══ 読解用の抜粋 ══
森永卓郎(経済アナリスト/獨協大学教授)

2020年08月06日 公開 2023年12月27日 更新

検証「年収200万円時代」予言の森永卓郎氏…本人の暮らしぶりの実態は?

かつて「年300万円時代」の到来を予見し、話題を集めた森永卓郎氏。時を経て、『年収200万円でもたのしく暮らせます コロナ恐慌を生き抜く経済学』(PHPビジネス新書)を発刊した森永氏は、新型コロナウイルスの経済的影響で「正社員の給与が年収200万円になる」と主張する。

しかしながら、当の本人は実際にどんな暮らしをしているのか? 誰もが気になる疑問を森永氏にぶつけてみた(聞き手 大隅元・PHP研究所)。(聞き手 大隅元・PHP研究所)。

※本稿は、『年収200万円でもたのしく暮らせます コロナ恐慌を生き抜く経済学』 (PHPビジネス新書)の内容を抜粋・編集したものです。

 

年収100万円台に突入する正社員も

――『年収200万円でもたのしく暮らせます』が話題を呼んでいます。そもそも、ほんとうに年収200万円時代が到来するのでしょうか?

【森永】これから、過去に例のないほどの大不況が訪れます。これまで30年間続いてきたグローバル資本主義が音を立てて崩れ始めているために、仮に新型コロナウイルスが収束しても世界的な大恐慌に発展する可能性が高いからです。市場は冷え込み、規模を問わず企業の倒産、従業員のリストラが相次ぐでしょう。みなさんの給料はどんどん削られていくに違いありません。

2003年に私は、『年収300万円時代を生き抜く経済学』(光文社)という本を上梓しし、大きな反響を得ました。

サラリーマンの平均年収は300~400万円にまで落ち込む。抜本的な生活スタイルの改革が必要だと訴えました。いまの経済状況は当時より深刻です。

おそらく、普通の正社員でも、業種・職種によっては、年収200万円台という人が大半を占めるようになるのではないでしょうか。100万円台の人が出てきてもおかしくありません。
═══
:: 課題 ::
上の森永卓郎氏へのインタビュー記事から、「年収100万円台に突入する正社員も」から「しし、大きな反響を得ました。」までを一字一句変えずに書き写しなさい。
══ 抽出された情報 ══
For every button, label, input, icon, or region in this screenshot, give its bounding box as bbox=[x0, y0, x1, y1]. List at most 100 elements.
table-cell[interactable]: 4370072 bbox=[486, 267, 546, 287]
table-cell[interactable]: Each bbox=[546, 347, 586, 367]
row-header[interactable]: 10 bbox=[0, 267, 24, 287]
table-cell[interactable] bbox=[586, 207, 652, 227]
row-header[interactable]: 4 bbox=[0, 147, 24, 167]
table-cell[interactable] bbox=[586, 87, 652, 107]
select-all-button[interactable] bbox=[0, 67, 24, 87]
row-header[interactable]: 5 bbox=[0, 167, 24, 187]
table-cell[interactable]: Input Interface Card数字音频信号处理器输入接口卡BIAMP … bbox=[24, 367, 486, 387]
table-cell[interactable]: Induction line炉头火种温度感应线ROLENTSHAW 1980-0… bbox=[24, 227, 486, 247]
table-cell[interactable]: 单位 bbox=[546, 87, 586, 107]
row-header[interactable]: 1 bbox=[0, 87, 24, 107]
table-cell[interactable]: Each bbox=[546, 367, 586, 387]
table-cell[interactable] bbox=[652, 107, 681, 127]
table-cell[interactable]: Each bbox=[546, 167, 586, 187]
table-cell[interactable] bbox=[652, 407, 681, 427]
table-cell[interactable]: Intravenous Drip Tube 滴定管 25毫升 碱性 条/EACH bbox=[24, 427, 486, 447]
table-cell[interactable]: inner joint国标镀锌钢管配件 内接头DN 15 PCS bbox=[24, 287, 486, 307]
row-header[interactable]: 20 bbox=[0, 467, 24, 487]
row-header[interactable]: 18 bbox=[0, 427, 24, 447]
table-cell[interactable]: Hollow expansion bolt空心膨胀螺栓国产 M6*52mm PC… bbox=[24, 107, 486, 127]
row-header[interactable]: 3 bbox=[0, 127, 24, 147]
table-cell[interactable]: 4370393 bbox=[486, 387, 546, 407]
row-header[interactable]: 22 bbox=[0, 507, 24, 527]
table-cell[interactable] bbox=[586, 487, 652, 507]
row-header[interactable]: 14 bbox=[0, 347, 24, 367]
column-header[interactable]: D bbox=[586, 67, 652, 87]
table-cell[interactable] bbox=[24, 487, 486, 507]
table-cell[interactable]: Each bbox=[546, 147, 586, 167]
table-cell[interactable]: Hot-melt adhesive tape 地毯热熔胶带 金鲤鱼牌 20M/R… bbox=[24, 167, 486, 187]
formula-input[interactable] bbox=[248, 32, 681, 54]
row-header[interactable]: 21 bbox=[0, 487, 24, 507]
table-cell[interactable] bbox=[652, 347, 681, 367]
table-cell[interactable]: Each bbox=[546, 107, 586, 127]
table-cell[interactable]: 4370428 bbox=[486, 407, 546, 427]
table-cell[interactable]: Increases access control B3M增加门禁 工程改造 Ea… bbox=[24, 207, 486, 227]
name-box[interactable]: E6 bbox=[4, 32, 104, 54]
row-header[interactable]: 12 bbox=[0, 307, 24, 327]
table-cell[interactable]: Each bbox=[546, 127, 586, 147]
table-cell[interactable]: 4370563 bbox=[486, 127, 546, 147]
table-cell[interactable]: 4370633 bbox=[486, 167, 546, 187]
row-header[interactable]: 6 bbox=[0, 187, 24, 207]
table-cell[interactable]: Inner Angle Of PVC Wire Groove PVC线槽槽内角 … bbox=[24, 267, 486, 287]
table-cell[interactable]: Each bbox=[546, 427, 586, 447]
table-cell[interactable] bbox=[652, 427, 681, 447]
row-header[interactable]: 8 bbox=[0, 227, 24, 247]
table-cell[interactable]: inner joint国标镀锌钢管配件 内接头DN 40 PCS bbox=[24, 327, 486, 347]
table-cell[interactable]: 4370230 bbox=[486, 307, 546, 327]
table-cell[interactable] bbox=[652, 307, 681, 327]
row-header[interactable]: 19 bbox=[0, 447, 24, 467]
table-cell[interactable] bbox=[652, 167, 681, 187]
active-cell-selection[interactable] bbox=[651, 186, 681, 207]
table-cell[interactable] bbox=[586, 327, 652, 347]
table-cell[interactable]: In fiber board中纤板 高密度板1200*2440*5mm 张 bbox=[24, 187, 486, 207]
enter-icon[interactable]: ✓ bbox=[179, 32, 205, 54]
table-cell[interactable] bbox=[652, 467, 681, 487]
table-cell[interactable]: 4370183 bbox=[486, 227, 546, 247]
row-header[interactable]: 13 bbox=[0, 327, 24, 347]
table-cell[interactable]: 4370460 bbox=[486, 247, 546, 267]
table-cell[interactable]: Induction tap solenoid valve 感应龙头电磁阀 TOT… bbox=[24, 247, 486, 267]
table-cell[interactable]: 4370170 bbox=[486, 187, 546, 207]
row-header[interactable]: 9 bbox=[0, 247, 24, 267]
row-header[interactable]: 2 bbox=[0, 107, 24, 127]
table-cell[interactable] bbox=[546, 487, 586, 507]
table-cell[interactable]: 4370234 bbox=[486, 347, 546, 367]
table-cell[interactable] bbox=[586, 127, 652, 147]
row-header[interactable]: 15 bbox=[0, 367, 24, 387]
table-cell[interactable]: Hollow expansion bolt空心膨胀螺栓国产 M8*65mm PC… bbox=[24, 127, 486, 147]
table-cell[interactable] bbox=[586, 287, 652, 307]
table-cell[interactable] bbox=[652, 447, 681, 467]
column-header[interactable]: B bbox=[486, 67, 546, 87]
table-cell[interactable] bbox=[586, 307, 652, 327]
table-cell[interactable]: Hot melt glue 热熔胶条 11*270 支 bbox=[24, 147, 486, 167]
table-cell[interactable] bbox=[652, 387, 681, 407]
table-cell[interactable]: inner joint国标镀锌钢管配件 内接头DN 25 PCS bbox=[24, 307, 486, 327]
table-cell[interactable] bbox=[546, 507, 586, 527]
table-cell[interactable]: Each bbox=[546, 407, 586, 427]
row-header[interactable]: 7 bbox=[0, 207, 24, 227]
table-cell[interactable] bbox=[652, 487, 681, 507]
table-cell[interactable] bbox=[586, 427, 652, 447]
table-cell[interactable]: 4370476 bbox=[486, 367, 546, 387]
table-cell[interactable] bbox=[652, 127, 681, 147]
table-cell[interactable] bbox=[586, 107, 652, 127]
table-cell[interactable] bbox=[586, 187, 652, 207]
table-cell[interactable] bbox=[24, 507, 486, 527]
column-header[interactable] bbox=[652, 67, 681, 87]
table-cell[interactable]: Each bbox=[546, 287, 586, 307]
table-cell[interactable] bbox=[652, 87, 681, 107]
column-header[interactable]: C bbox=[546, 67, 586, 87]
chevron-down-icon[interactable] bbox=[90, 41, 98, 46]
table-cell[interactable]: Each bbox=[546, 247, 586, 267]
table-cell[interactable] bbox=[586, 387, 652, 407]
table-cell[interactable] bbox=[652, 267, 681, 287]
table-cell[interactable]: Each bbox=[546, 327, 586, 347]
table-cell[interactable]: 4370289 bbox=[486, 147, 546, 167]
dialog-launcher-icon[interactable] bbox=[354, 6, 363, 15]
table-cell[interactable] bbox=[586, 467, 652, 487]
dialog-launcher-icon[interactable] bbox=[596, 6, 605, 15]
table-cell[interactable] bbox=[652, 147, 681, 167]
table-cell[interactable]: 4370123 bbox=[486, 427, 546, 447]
═══
:: 本問の解答 ::
年収100万円台に突入する正社員も

――『年収200万円でもたのしく暮らせます』が話題を呼んでいます。そもそも、ほんとうに年収200万円時代が到来するのでしょうか?

【森永】これから、過去に例のないほどの大不況が訪れます。これまで30年間続いてきたグローバル資本主義が音を立てて崩れ始めているために、仮に新型コロナウイルスが収束しても世界的な大恐慌に発展する可能性が高いからです。市場は冷え込み、規模を問わず企業の倒産、従業員のリストラが相次ぐでしょう。みなさんの給料はどんどん削られていくに違いありません。

2003年に私は、『年収300万円時代を生き抜く経済学』(光文社)という本を上梓しし、大きな反響を得ました。